**Task brief:** Reproduce the records below in full and word for word, excluding pictures.

[Stored entries]
====================
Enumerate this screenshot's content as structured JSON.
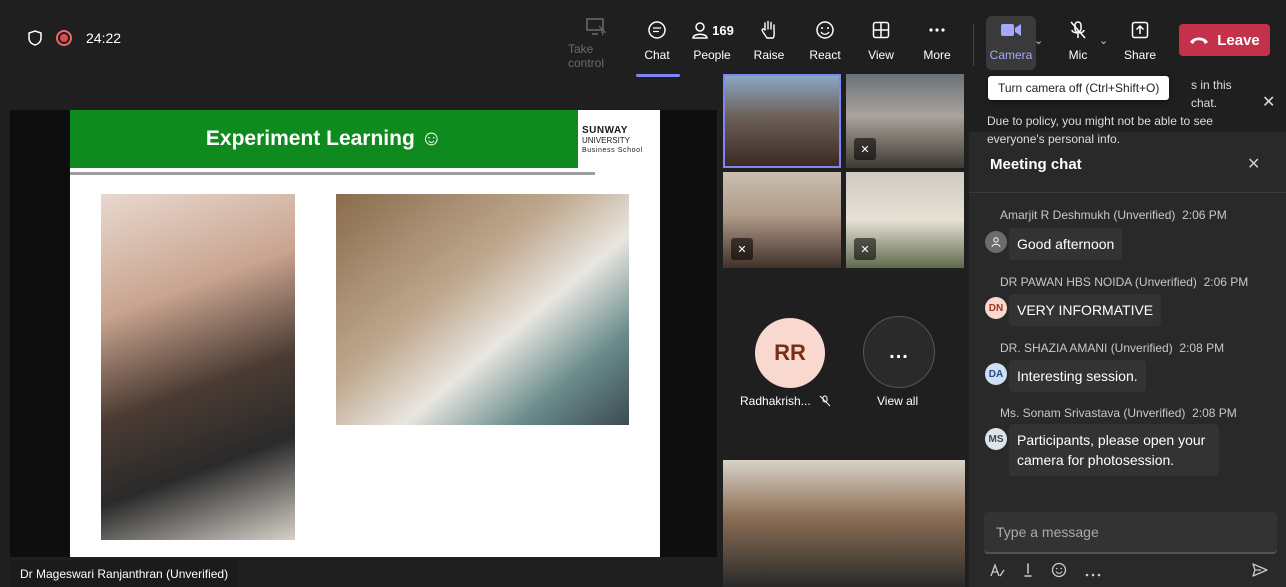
{
  "status": {
    "timer": "24:22"
  },
  "toolbar": {
    "take_control": "Take control",
    "chat": "Chat",
    "people": "People",
    "people_count": "169",
    "raise": "Raise",
    "react": "React",
    "view": "View",
    "more": "More",
    "camera": "Camera",
    "mic": "Mic",
    "share": "Share",
    "leave": "Leave"
  },
  "tooltip": {
    "camera": "Turn camera off (Ctrl+Shift+O)"
  },
  "slide": {
    "title": "Experiment Learning ☺",
    "logo_line1": "SUNWAY",
    "logo_line2": "UNIVERSITY",
    "logo_line3": "Business School"
  },
  "presenter": {
    "name": "Dr Mageswari Ranjanthran (Unverified)"
  },
  "participants": {
    "rr_initials": "RR",
    "rr_name": "Radhakrish...",
    "view_all": "View all",
    "view_all_glyph": "..."
  },
  "chat": {
    "notice_line1": "s in this chat.",
    "notice_line2": "Due to policy, you might not be able to see",
    "notice_line3": "everyone's personal info.",
    "title": "Meeting chat",
    "messages": [
      {
        "author": "Amarjit R Deshmukh (Unverified)",
        "time": "2:06 PM",
        "initials": "",
        "text": "Good afternoon"
      },
      {
        "author": "DR PAWAN HBS NOIDA (Unverified)",
        "time": "2:06 PM",
        "initials": "DN",
        "text": "VERY INFORMATIVE"
      },
      {
        "author": "DR. SHAZIA AMANI (Unverified)",
        "time": "2:08 PM",
        "initials": "DA",
        "text": "Interesting session."
      },
      {
        "author": "Ms. Sonam Srivastava (Unverified)",
        "time": "2:08 PM",
        "initials": "MS",
        "text": "Participants, please open your camera for photosession."
      }
    ],
    "placeholder": "Type a message"
  },
  "colors": {
    "accent": "#7f85f5",
    "leave": "#c4314b",
    "slide_green": "#0e8a1e"
  }
}
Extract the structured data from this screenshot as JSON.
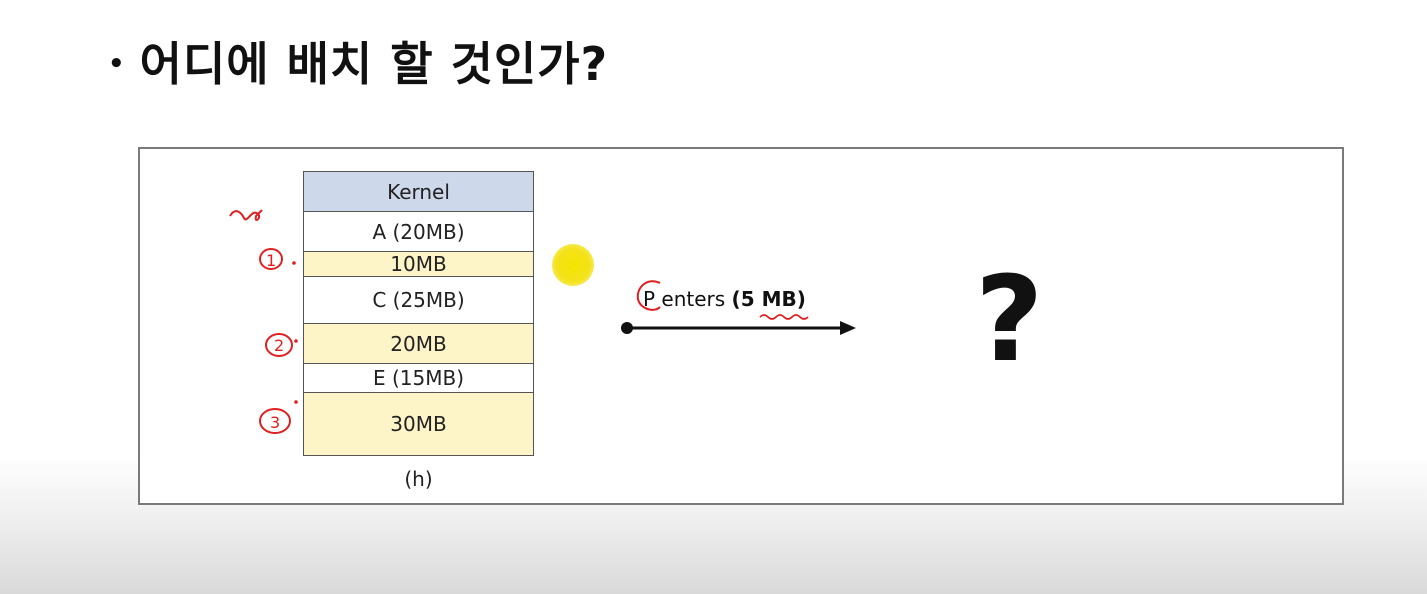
{
  "title": {
    "bullet": "•",
    "text": "어디에 배치 할 것인가?"
  },
  "memory": {
    "blocks": [
      {
        "label": "Kernel",
        "kind": "kernel"
      },
      {
        "label": "A (20MB)",
        "kind": "used"
      },
      {
        "label": "10MB",
        "kind": "free"
      },
      {
        "label": "C (25MB)",
        "kind": "used"
      },
      {
        "label": "20MB",
        "kind": "free"
      },
      {
        "label": "E (15MB)",
        "kind": "used"
      },
      {
        "label": "30MB",
        "kind": "free"
      }
    ],
    "caption": "(h)"
  },
  "arrow": {
    "label_prefix": "P enters ",
    "label_bold": "(5 MB)"
  },
  "result": {
    "symbol": "?"
  },
  "annotations": {
    "numbers": [
      "1",
      "2",
      "3"
    ]
  },
  "colors": {
    "kernel": "#cdd8ea",
    "free": "#fdf4c8",
    "ink": "#e02020",
    "pointer": "#f5e400"
  }
}
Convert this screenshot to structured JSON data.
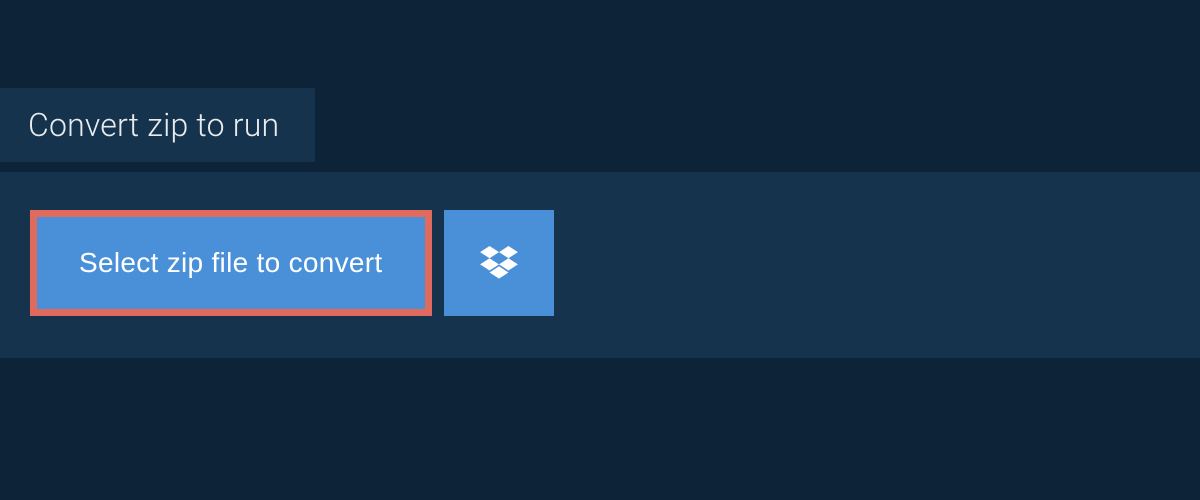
{
  "tab": {
    "title": "Convert zip to run"
  },
  "panel": {
    "select_button_label": "Select zip file to convert",
    "dropbox_icon_name": "dropbox-icon"
  },
  "colors": {
    "background": "#0d2438",
    "panel": "#16334d",
    "button": "#4a90d9",
    "highlight_border": "#e16a5f",
    "text_light": "#e8ecef",
    "text_white": "#ffffff"
  }
}
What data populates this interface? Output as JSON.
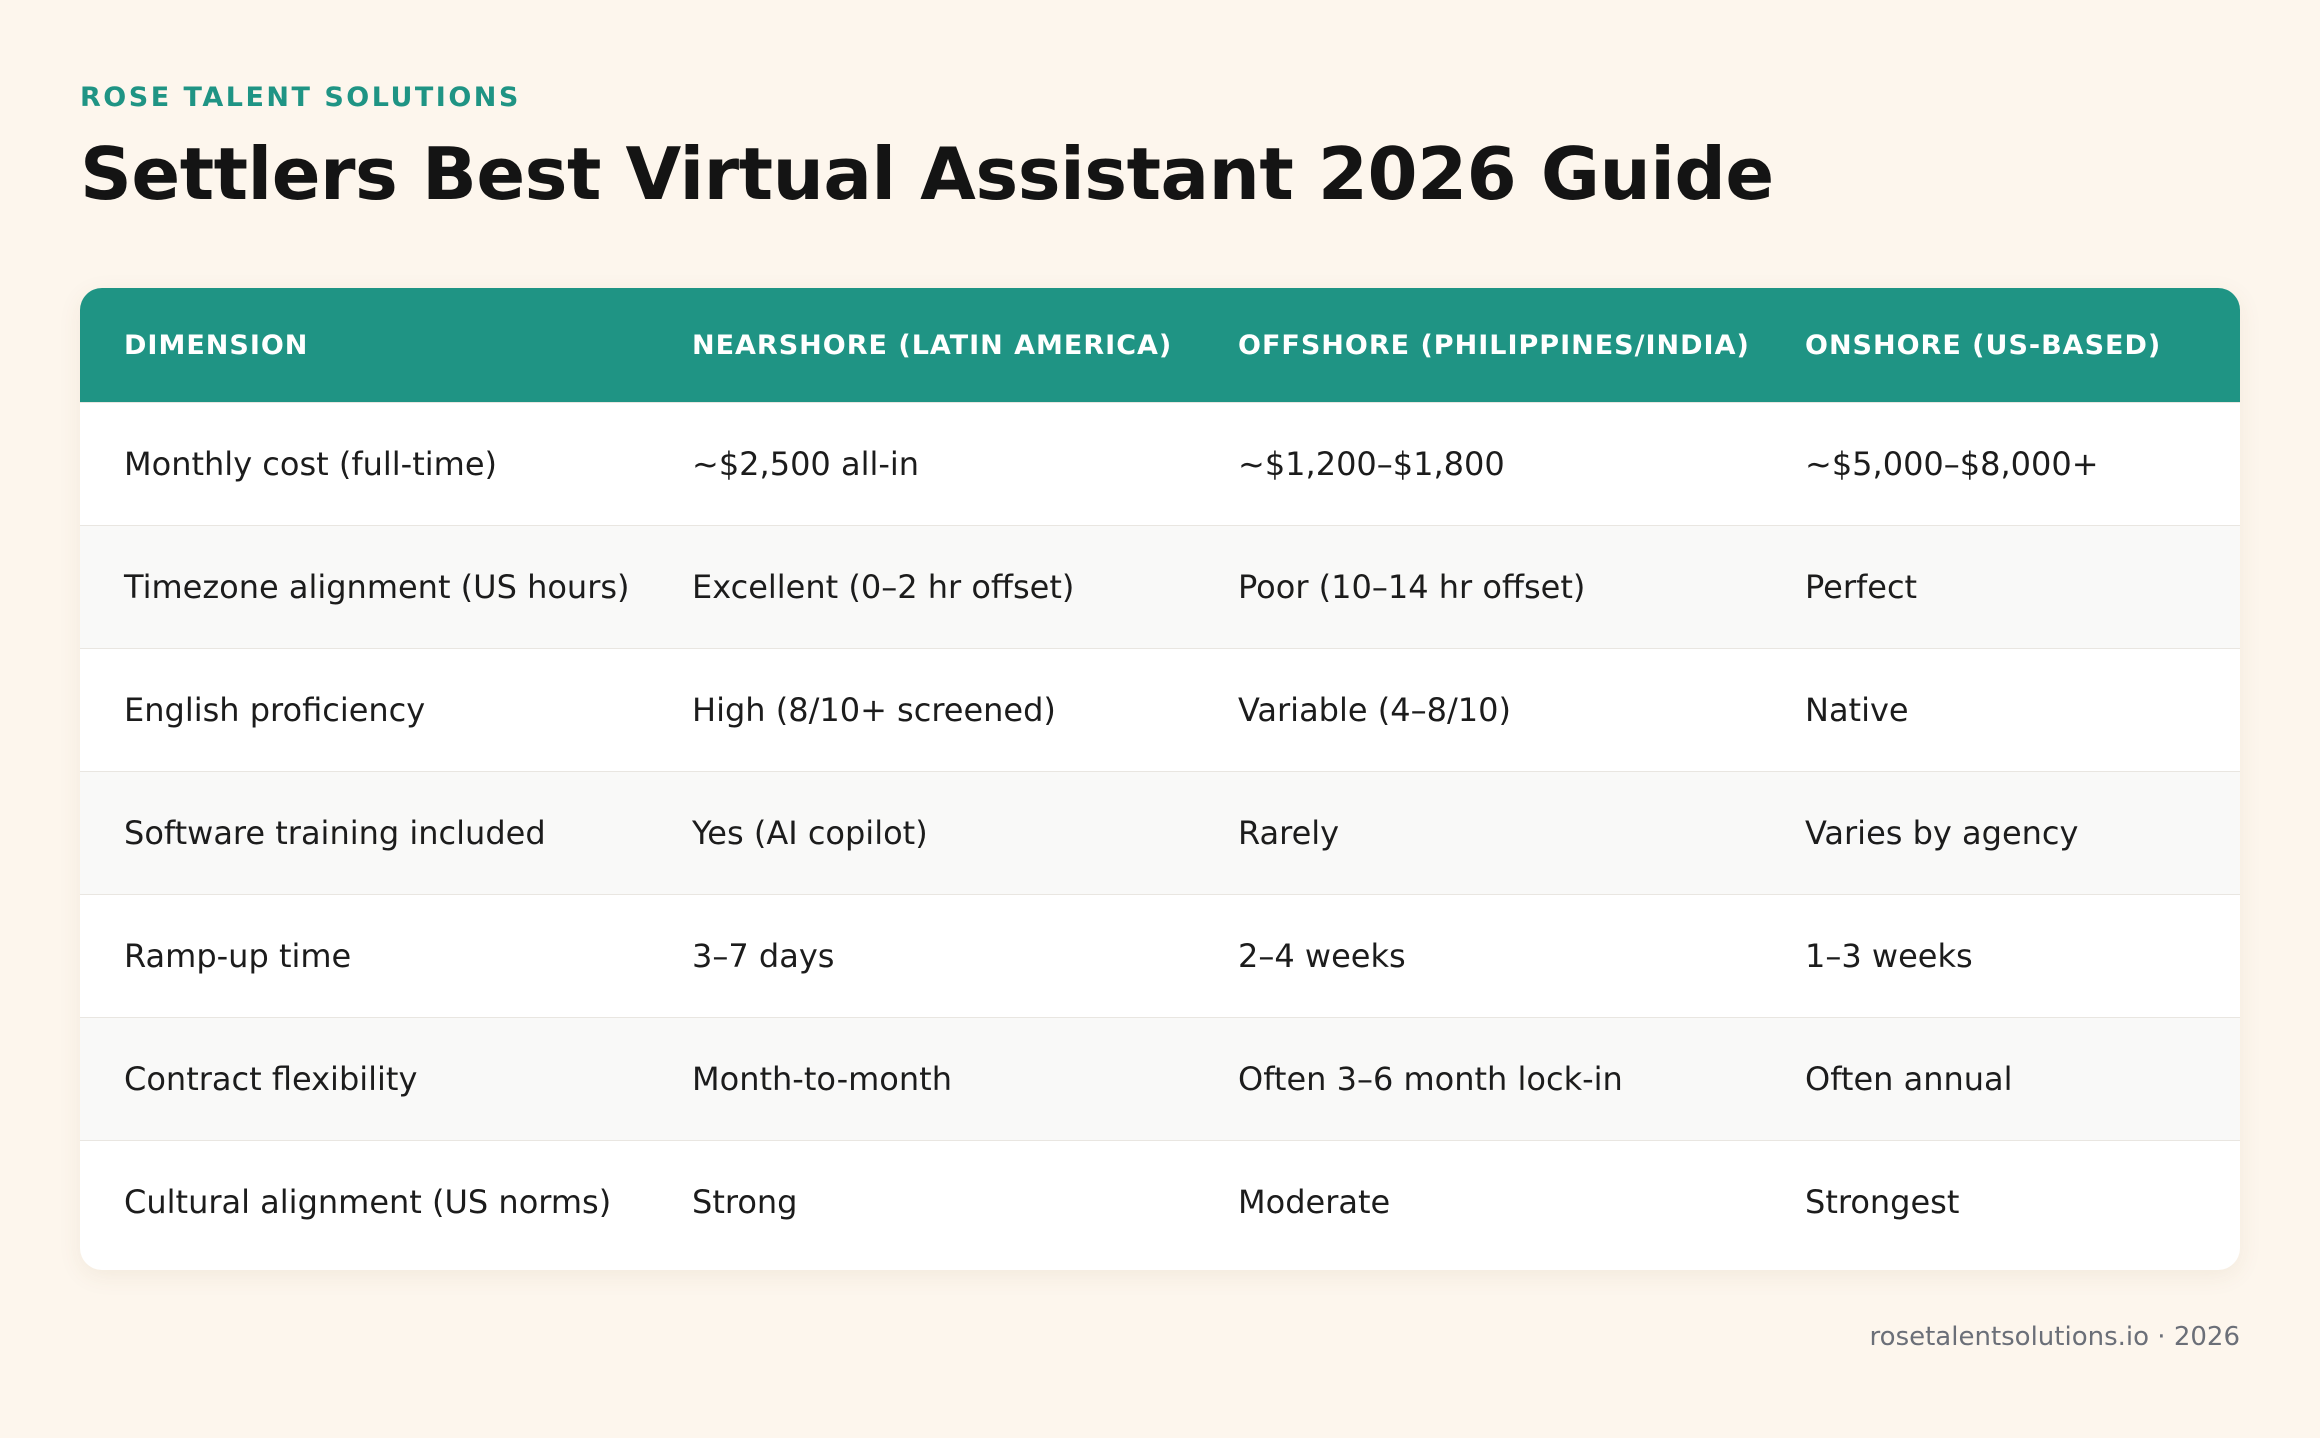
{
  "header": {
    "brand": "ROSE TALENT SOLUTIONS",
    "title": "Settlers Best Virtual Assistant 2026 Guide"
  },
  "table": {
    "columns": [
      "DIMENSION",
      "NEARSHORE (LATIN AMERICA)",
      "OFFSHORE (PHILIPPINES/INDIA)",
      "ONSHORE (US-BASED)"
    ],
    "rows": [
      [
        "Monthly cost (full-time)",
        "~$2,500 all-in",
        "~$1,200–$1,800",
        "~$5,000–$8,000+"
      ],
      [
        "Timezone alignment (US hours)",
        "Excellent (0–2 hr offset)",
        "Poor (10–14 hr offset)",
        "Perfect"
      ],
      [
        "English proficiency",
        "High (8/10+ screened)",
        "Variable (4–8/10)",
        "Native"
      ],
      [
        "Software training included",
        "Yes (AI copilot)",
        "Rarely",
        "Varies by agency"
      ],
      [
        "Ramp-up time",
        "3–7 days",
        "2–4 weeks",
        "1–3 weeks"
      ],
      [
        "Contract flexibility",
        "Month-to-month",
        "Often 3–6 month lock-in",
        "Often annual"
      ],
      [
        "Cultural alignment (US norms)",
        "Strong",
        "Moderate",
        "Strongest"
      ]
    ]
  },
  "footer": {
    "text": "rosetalentsolutions.io · 2026"
  },
  "colors": {
    "accent": "#1f9484",
    "background": "#fdf6ed",
    "row_alt": "#f9f9f8"
  }
}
====================
**Complete answer:**
Enumerate this screenshot's content as structured JSON.
{
  "status": {
    "timer": "24:22"
  },
  "toolbar": {
    "take_control": "Take control",
    "chat": "Chat",
    "people": "People",
    "people_count": "169",
    "raise": "Raise",
    "react": "React",
    "view": "View",
    "more": "More",
    "camera": "Camera",
    "mic": "Mic",
    "share": "Share",
    "leave": "Leave"
  },
  "tooltip": {
    "camera": "Turn camera off (Ctrl+Shift+O)"
  },
  "slide": {
    "title": "Experiment Learning ☺",
    "logo_line1": "SUNWAY",
    "logo_line2": "UNIVERSITY",
    "logo_line3": "Business School"
  },
  "presenter": {
    "name": "Dr Mageswari Ranjanthran (Unverified)"
  },
  "participants": {
    "rr_initials": "RR",
    "rr_name": "Radhakrish...",
    "view_all": "View all",
    "view_all_glyph": "..."
  },
  "chat": {
    "notice_line1": "s in this chat.",
    "notice_line2": "Due to policy, you might not be able to see",
    "notice_line3": "everyone's personal info.",
    "title": "Meeting chat",
    "messages": [
      {
        "author": "Amarjit R Deshmukh (Unverified)",
        "time": "2:06 PM",
        "initials": "",
        "text": "Good afternoon"
      },
      {
        "author": "DR PAWAN HBS NOIDA (Unverified)",
        "time": "2:06 PM",
        "initials": "DN",
        "text": "VERY INFORMATIVE"
      },
      {
        "author": "DR. SHAZIA AMANI (Unverified)",
        "time": "2:08 PM",
        "initials": "DA",
        "text": "Interesting session."
      },
      {
        "author": "Ms. Sonam Srivastava (Unverified)",
        "time": "2:08 PM",
        "initials": "MS",
        "text": "Participants, please open your camera for photosession."
      }
    ],
    "placeholder": "Type a message"
  },
  "colors": {
    "accent": "#7f85f5",
    "leave": "#c4314b",
    "slide_green": "#0e8a1e"
  }
}
Extract the structured data from this screenshot as JSON.
{
  "title": {
    "bullet": "•",
    "text": "어디에 배치 할 것인가?"
  },
  "memory": {
    "blocks": [
      {
        "label": "Kernel",
        "kind": "kernel"
      },
      {
        "label": "A (20MB)",
        "kind": "used"
      },
      {
        "label": "10MB",
        "kind": "free"
      },
      {
        "label": "C (25MB)",
        "kind": "used"
      },
      {
        "label": "20MB",
        "kind": "free"
      },
      {
        "label": "E (15MB)",
        "kind": "used"
      },
      {
        "label": "30MB",
        "kind": "free"
      }
    ],
    "caption": "(h)"
  },
  "arrow": {
    "label_prefix": "P enters ",
    "label_bold": "(5 MB)"
  },
  "result": {
    "symbol": "?"
  },
  "annotations": {
    "numbers": [
      "1",
      "2",
      "3"
    ]
  },
  "colors": {
    "kernel": "#cdd8ea",
    "free": "#fdf4c8",
    "ink": "#e02020",
    "pointer": "#f5e400"
  }
}
Convert this screenshot to structured JSON data.
{
  "tab": {
    "title": "Convert zip to run"
  },
  "panel": {
    "select_button_label": "Select zip file to convert",
    "dropbox_icon_name": "dropbox-icon"
  },
  "colors": {
    "background": "#0d2438",
    "panel": "#16334d",
    "button": "#4a90d9",
    "highlight_border": "#e16a5f",
    "text_light": "#e8ecef",
    "text_white": "#ffffff"
  }
}
What data populates this interface? Output as JSON.
{
  "header": {
    "brand": "ROSE TALENT SOLUTIONS",
    "title": "Settlers Best Virtual Assistant 2026 Guide"
  },
  "table": {
    "columns": [
      "DIMENSION",
      "NEARSHORE (LATIN AMERICA)",
      "OFFSHORE (PHILIPPINES/INDIA)",
      "ONSHORE (US-BASED)"
    ],
    "rows": [
      [
        "Monthly cost (full-time)",
        "~$2,500 all-in",
        "~$1,200–$1,800",
        "~$5,000–$8,000+"
      ],
      [
        "Timezone alignment (US hours)",
        "Excellent (0–2 hr offset)",
        "Poor (10–14 hr offset)",
        "Perfect"
      ],
      [
        "English proficiency",
        "High (8/10+ screened)",
        "Variable (4–8/10)",
        "Native"
      ],
      [
        "Software training included",
        "Yes (AI copilot)",
        "Rarely",
        "Varies by agency"
      ],
      [
        "Ramp-up time",
        "3–7 days",
        "2–4 weeks",
        "1–3 weeks"
      ],
      [
        "Contract flexibility",
        "Month-to-month",
        "Often 3–6 month lock-in",
        "Often annual"
      ],
      [
        "Cultural alignment (US norms)",
        "Strong",
        "Moderate",
        "Strongest"
      ]
    ]
  },
  "footer": {
    "text": "rosetalentsolutions.io · 2026"
  },
  "colors": {
    "accent": "#1f9484",
    "background": "#fdf6ed",
    "row_alt": "#f9f9f8"
  }
}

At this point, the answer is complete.